**AIM:**
Extract the complete listing and repeat it word for word.
====================
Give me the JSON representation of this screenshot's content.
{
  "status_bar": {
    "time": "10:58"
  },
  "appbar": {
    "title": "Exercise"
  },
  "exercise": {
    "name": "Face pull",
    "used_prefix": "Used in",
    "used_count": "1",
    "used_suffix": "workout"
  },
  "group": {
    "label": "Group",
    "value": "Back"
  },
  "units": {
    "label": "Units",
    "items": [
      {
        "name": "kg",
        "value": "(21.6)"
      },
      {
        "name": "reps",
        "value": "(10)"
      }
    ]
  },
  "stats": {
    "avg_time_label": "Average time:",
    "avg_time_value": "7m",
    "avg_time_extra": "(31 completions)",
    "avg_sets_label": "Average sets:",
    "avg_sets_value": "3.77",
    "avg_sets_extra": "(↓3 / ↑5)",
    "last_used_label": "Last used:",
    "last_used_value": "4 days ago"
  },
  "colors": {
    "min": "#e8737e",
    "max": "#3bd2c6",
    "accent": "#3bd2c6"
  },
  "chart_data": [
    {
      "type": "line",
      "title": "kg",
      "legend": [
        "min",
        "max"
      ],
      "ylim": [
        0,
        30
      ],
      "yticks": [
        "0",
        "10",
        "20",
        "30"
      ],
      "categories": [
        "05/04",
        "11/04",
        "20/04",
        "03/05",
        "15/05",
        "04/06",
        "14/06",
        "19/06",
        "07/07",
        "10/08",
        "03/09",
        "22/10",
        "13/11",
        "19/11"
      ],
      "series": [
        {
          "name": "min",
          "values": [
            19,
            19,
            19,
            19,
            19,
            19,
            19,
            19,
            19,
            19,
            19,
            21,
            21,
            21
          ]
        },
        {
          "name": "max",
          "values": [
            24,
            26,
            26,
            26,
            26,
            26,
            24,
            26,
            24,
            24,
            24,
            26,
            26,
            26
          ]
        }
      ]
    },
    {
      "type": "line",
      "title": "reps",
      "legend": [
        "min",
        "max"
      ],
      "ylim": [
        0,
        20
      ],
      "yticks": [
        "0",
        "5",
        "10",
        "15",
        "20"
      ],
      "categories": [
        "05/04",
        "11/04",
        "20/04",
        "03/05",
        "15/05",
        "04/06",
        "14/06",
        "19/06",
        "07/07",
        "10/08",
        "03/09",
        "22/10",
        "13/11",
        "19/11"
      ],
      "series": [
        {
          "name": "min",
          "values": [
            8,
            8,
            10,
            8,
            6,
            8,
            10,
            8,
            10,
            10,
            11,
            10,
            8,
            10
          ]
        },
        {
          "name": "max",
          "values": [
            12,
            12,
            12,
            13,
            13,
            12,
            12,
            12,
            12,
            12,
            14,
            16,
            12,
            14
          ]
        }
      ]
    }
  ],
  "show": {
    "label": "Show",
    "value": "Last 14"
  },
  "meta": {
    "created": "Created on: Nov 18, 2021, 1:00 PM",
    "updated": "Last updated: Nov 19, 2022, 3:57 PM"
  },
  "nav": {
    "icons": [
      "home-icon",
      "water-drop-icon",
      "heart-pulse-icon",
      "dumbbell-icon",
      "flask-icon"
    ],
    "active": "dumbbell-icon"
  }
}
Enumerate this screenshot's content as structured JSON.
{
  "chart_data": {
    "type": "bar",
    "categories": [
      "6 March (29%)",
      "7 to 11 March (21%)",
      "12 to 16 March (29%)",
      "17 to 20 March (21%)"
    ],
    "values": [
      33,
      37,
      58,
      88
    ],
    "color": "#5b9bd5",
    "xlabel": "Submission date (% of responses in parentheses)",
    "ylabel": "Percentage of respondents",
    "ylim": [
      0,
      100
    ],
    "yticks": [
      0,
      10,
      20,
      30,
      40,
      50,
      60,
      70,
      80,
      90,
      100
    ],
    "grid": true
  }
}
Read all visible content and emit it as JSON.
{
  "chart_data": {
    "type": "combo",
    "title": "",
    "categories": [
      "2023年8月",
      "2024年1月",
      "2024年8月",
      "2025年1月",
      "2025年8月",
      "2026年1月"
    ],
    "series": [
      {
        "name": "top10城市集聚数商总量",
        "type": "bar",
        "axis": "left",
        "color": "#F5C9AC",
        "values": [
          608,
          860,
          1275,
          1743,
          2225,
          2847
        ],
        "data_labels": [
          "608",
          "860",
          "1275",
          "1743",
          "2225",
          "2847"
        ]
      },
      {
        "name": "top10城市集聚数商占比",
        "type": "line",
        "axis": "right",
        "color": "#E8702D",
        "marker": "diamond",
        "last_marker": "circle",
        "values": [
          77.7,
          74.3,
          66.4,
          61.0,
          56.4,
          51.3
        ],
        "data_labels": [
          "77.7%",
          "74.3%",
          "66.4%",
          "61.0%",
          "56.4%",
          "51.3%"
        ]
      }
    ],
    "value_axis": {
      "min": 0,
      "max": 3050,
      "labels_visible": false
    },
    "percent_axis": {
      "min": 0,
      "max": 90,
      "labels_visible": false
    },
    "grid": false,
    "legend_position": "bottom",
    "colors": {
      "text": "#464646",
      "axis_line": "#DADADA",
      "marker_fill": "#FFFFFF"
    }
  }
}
====================
**THE ANSWER:**
Give me the JSON representation of this screenshot's content.
{
  "status_bar": {
    "time": "10:58"
  },
  "appbar": {
    "title": "Exercise"
  },
  "exercise": {
    "name": "Face pull",
    "used_prefix": "Used in",
    "used_count": "1",
    "used_suffix": "workout"
  },
  "group": {
    "label": "Group",
    "value": "Back"
  },
  "units": {
    "label": "Units",
    "items": [
      {
        "name": "kg",
        "value": "(21.6)"
      },
      {
        "name": "reps",
        "value": "(10)"
      }
    ]
  },
  "stats": {
    "avg_time_label": "Average time:",
    "avg_time_value": "7m",
    "avg_time_extra": "(31 completions)",
    "avg_sets_label": "Average sets:",
    "avg_sets_value": "3.77",
    "avg_sets_extra": "(↓3 / ↑5)",
    "last_used_label": "Last used:",
    "last_used_value": "4 days ago"
  },
  "colors": {
    "min": "#e8737e",
    "max": "#3bd2c6",
    "accent": "#3bd2c6"
  },
  "chart_data": [
    {
      "type": "line",
      "title": "kg",
      "legend": [
        "min",
        "max"
      ],
      "ylim": [
        0,
        30
      ],
      "yticks": [
        "0",
        "10",
        "20",
        "30"
      ],
      "categories": [
        "05/04",
        "11/04",
        "20/04",
        "03/05",
        "15/05",
        "04/06",
        "14/06",
        "19/06",
        "07/07",
        "10/08",
        "03/09",
        "22/10",
        "13/11",
        "19/11"
      ],
      "series": [
        {
          "name": "min",
          "values": [
            19,
            19,
            19,
            19,
            19,
            19,
            19,
            19,
            19,
            19,
            19,
            21,
            21,
            21
          ]
        },
        {
          "name": "max",
          "values": [
            24,
            26,
            26,
            26,
            26,
            26,
            24,
            26,
            24,
            24,
            24,
            26,
            26,
            26
          ]
        }
      ]
    },
    {
      "type": "line",
      "title": "reps",
      "legend": [
        "min",
        "max"
      ],
      "ylim": [
        0,
        20
      ],
      "yticks": [
        "0",
        "5",
        "10",
        "15",
        "20"
      ],
      "categories": [
        "05/04",
        "11/04",
        "20/04",
        "03/05",
        "15/05",
        "04/06",
        "14/06",
        "19/06",
        "07/07",
        "10/08",
        "03/09",
        "22/10",
        "13/11",
        "19/11"
      ],
      "series": [
        {
          "name": "min",
          "values": [
            8,
            8,
            10,
            8,
            6,
            8,
            10,
            8,
            10,
            10,
            11,
            10,
            8,
            10
          ]
        },
        {
          "name": "max",
          "values": [
            12,
            12,
            12,
            13,
            13,
            12,
            12,
            12,
            12,
            12,
            14,
            16,
            12,
            14
          ]
        }
      ]
    }
  ],
  "show": {
    "label": "Show",
    "value": "Last 14"
  },
  "meta": {
    "created": "Created on: Nov 18, 2021, 1:00 PM",
    "updated": "Last updated: Nov 19, 2022, 3:57 PM"
  },
  "nav": {
    "icons": [
      "home-icon",
      "water-drop-icon",
      "heart-pulse-icon",
      "dumbbell-icon",
      "flask-icon"
    ],
    "active": "dumbbell-icon"
  }
}
Enumerate this screenshot's content as structured JSON.
{
  "chart_data": {
    "type": "bar",
    "categories": [
      "6 March (29%)",
      "7 to 11 March (21%)",
      "12 to 16 March (29%)",
      "17 to 20 March (21%)"
    ],
    "values": [
      33,
      37,
      58,
      88
    ],
    "color": "#5b9bd5",
    "xlabel": "Submission date (% of responses in parentheses)",
    "ylabel": "Percentage of respondents",
    "ylim": [
      0,
      100
    ],
    "yticks": [
      0,
      10,
      20,
      30,
      40,
      50,
      60,
      70,
      80,
      90,
      100
    ],
    "grid": true
  }
}
Read all visible content and emit it as JSON.
{
  "chart_data": {
    "type": "combo",
    "title": "",
    "categories": [
      "2023年8月",
      "2024年1月",
      "2024年8月",
      "2025年1月",
      "2025年8月",
      "2026年1月"
    ],
    "series": [
      {
        "name": "top10城市集聚数商总量",
        "type": "bar",
        "axis": "left",
        "color": "#F5C9AC",
        "values": [
          608,
          860,
          1275,
          1743,
          2225,
          2847
        ],
        "data_labels": [
          "608",
          "860",
          "1275",
          "1743",
          "2225",
          "2847"
        ]
      },
      {
        "name": "top10城市集聚数商占比",
        "type": "line",
        "axis": "right",
        "color": "#E8702D",
        "marker": "diamond",
        "last_marker": "circle",
        "values": [
          77.7,
          74.3,
          66.4,
          61.0,
          56.4,
          51.3
        ],
        "data_labels": [
          "77.7%",
          "74.3%",
          "66.4%",
          "61.0%",
          "56.4%",
          "51.3%"
        ]
      }
    ],
    "value_axis": {
      "min": 0,
      "max": 3050,
      "labels_visible": false
    },
    "percent_axis": {
      "min": 0,
      "max": 90,
      "labels_visible": false
    },
    "grid": false,
    "legend_position": "bottom",
    "colors": {
      "text": "#464646",
      "axis_line": "#DADADA",
      "marker_fill": "#FFFFFF"
    }
  }
}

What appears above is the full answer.